Transcribe all of the material exactly.
** start ROWS **
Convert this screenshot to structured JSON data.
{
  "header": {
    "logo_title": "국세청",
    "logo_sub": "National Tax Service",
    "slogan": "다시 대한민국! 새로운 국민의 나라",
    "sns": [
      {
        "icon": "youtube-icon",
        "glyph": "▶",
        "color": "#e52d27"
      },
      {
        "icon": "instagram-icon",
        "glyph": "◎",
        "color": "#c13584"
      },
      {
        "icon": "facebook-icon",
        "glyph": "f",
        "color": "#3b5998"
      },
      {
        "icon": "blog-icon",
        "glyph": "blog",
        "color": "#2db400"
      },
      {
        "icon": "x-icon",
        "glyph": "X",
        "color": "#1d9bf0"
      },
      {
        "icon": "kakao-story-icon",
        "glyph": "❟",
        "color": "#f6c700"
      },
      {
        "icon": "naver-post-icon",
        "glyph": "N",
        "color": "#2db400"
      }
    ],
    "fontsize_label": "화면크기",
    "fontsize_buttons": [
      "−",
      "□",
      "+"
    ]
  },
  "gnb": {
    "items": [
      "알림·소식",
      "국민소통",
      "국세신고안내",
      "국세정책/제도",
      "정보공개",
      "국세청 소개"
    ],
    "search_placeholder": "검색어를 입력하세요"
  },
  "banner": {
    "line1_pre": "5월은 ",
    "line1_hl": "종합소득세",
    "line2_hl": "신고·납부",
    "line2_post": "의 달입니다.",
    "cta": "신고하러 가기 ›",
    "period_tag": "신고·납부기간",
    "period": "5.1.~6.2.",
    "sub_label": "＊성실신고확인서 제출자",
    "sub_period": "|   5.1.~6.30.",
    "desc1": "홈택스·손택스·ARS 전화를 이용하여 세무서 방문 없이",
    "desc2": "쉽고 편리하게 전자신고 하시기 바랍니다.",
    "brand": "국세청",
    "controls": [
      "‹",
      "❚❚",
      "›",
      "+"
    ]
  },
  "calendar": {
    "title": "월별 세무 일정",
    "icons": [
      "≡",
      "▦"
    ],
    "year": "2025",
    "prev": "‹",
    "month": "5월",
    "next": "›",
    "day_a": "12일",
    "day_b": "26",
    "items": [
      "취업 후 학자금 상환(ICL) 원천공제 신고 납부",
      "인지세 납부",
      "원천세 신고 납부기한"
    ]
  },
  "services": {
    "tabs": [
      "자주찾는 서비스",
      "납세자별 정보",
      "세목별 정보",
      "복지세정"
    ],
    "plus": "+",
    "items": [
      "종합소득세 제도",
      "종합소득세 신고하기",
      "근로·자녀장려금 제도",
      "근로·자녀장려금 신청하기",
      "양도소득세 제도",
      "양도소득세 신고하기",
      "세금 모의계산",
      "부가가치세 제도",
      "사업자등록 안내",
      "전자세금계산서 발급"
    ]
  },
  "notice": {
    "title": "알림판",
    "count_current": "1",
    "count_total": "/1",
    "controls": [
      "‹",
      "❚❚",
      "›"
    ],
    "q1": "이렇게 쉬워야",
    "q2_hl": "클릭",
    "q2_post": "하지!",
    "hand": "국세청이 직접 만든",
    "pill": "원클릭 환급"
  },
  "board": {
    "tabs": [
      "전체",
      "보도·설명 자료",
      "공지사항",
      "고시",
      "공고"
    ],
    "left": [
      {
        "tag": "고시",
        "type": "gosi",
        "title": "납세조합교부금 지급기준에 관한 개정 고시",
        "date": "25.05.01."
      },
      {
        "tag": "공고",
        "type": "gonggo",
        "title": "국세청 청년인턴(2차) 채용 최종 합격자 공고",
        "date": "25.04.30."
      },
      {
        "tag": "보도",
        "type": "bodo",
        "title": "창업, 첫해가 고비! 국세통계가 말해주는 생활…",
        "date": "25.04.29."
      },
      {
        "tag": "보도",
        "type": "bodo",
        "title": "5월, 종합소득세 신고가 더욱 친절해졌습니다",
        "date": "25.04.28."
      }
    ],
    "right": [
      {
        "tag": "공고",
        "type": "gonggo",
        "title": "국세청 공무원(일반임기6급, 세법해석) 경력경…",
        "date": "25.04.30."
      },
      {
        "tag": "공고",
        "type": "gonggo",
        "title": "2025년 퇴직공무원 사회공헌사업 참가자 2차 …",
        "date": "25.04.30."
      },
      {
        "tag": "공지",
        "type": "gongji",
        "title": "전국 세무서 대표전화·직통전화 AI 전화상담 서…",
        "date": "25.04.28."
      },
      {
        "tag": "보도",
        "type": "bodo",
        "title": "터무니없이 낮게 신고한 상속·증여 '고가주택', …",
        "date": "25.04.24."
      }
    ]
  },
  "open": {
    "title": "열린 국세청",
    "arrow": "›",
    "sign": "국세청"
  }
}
** end ROWS **
■ EXPECTED ANSWER ■
Convert this screenshot to structured JSON data.
{
  "header": {
    "logo_title": "국세청",
    "logo_sub": "National Tax Service",
    "slogan": "다시 대한민국! 새로운 국민의 나라",
    "sns": [
      {
        "icon": "youtube-icon",
        "glyph": "▶",
        "color": "#e52d27"
      },
      {
        "icon": "instagram-icon",
        "glyph": "◎",
        "color": "#c13584"
      },
      {
        "icon": "facebook-icon",
        "glyph": "f",
        "color": "#3b5998"
      },
      {
        "icon": "blog-icon",
        "glyph": "blog",
        "color": "#2db400"
      },
      {
        "icon": "x-icon",
        "glyph": "X",
        "color": "#1d9bf0"
      },
      {
        "icon": "kakao-story-icon",
        "glyph": "❟",
        "color": "#f6c700"
      },
      {
        "icon": "naver-post-icon",
        "glyph": "N",
        "color": "#2db400"
      }
    ],
    "fontsize_label": "화면크기",
    "fontsize_buttons": [
      "−",
      "□",
      "+"
    ]
  },
  "gnb": {
    "items": [
      "알림·소식",
      "국민소통",
      "국세신고안내",
      "국세정책/제도",
      "정보공개",
      "국세청 소개"
    ],
    "search_placeholder": "검색어를 입력하세요"
  },
  "banner": {
    "line1_pre": "5월은 ",
    "line1_hl": "종합소득세",
    "line2_hl": "신고·납부",
    "line2_post": "의 달입니다.",
    "cta": "신고하러 가기 ›",
    "period_tag": "신고·납부기간",
    "period": "5.1.~6.2.",
    "sub_label": "＊성실신고확인서 제출자",
    "sub_period": "|   5.1.~6.30.",
    "desc1": "홈택스·손택스·ARS 전화를 이용하여 세무서 방문 없이",
    "desc2": "쉽고 편리하게 전자신고 하시기 바랍니다.",
    "brand": "국세청",
    "controls": [
      "‹",
      "❚❚",
      "›",
      "+"
    ]
  },
  "calendar": {
    "title": "월별 세무 일정",
    "icons": [
      "≡",
      "▦"
    ],
    "year": "2025",
    "prev": "‹",
    "month": "5월",
    "next": "›",
    "day_a": "12일",
    "day_b": "26",
    "items": [
      "취업 후 학자금 상환(ICL) 원천공제 신고 납부",
      "인지세 납부",
      "원천세 신고 납부기한"
    ]
  },
  "services": {
    "tabs": [
      "자주찾는 서비스",
      "납세자별 정보",
      "세목별 정보",
      "복지세정"
    ],
    "plus": "+",
    "items": [
      "종합소득세 제도",
      "종합소득세 신고하기",
      "근로·자녀장려금 제도",
      "근로·자녀장려금 신청하기",
      "양도소득세 제도",
      "양도소득세 신고하기",
      "세금 모의계산",
      "부가가치세 제도",
      "사업자등록 안내",
      "전자세금계산서 발급"
    ]
  },
  "notice": {
    "title": "알림판",
    "count_current": "1",
    "count_total": "/1",
    "controls": [
      "‹",
      "❚❚",
      "›"
    ],
    "q1": "이렇게 쉬워야",
    "q2_hl": "클릭",
    "q2_post": "하지!",
    "hand": "국세청이 직접 만든",
    "pill": "원클릭 환급"
  },
  "board": {
    "tabs": [
      "전체",
      "보도·설명 자료",
      "공지사항",
      "고시",
      "공고"
    ],
    "left": [
      {
        "tag": "고시",
        "type": "gosi",
        "title": "납세조합교부금 지급기준에 관한 개정 고시",
        "date": "25.05.01."
      },
      {
        "tag": "공고",
        "type": "gonggo",
        "title": "국세청 청년인턴(2차) 채용 최종 합격자 공고",
        "date": "25.04.30."
      },
      {
        "tag": "보도",
        "type": "bodo",
        "title": "창업, 첫해가 고비! 국세통계가 말해주는 생활…",
        "date": "25.04.29."
      },
      {
        "tag": "보도",
        "type": "bodo",
        "title": "5월, 종합소득세 신고가 더욱 친절해졌습니다",
        "date": "25.04.28."
      }
    ],
    "right": [
      {
        "tag": "공고",
        "type": "gonggo",
        "title": "국세청 공무원(일반임기6급, 세법해석) 경력경…",
        "date": "25.04.30."
      },
      {
        "tag": "공고",
        "type": "gonggo",
        "title": "2025년 퇴직공무원 사회공헌사업 참가자 2차 …",
        "date": "25.04.30."
      },
      {
        "tag": "공지",
        "type": "gongji",
        "title": "전국 세무서 대표전화·직통전화 AI 전화상담 서…",
        "date": "25.04.28."
      },
      {
        "tag": "보도",
        "type": "bodo",
        "title": "터무니없이 낮게 신고한 상속·증여 '고가주택', …",
        "date": "25.04.24."
      }
    ]
  },
  "open": {
    "title": "열린 국세청",
    "arrow": "›",
    "sign": "국세청"
  }
}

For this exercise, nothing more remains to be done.